Start of Material for the task
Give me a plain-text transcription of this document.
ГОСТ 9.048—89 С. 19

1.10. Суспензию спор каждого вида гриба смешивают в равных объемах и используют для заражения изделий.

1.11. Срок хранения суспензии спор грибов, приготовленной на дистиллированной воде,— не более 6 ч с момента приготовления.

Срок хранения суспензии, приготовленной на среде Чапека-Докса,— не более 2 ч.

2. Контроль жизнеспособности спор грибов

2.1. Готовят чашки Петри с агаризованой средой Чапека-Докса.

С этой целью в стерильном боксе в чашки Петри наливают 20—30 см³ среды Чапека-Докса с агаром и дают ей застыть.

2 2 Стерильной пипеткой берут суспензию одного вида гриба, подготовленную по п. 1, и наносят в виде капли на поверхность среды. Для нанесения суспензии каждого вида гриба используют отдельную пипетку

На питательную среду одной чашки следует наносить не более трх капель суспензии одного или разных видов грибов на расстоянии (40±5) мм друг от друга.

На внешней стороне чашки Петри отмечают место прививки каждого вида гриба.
End of Material for the task
The problem =
Where does the word "приготовленной" appear in the listing? List each line that holds it.

Response to the exercise =
1.11. Срок хранения суспензии спор грибов, приготовленной на дистиллированной воде,— не более 6 ч с момента приготовления.
Срок хранения суспензии, приготовленной на среде Чапека-Докса,— не более 2 ч.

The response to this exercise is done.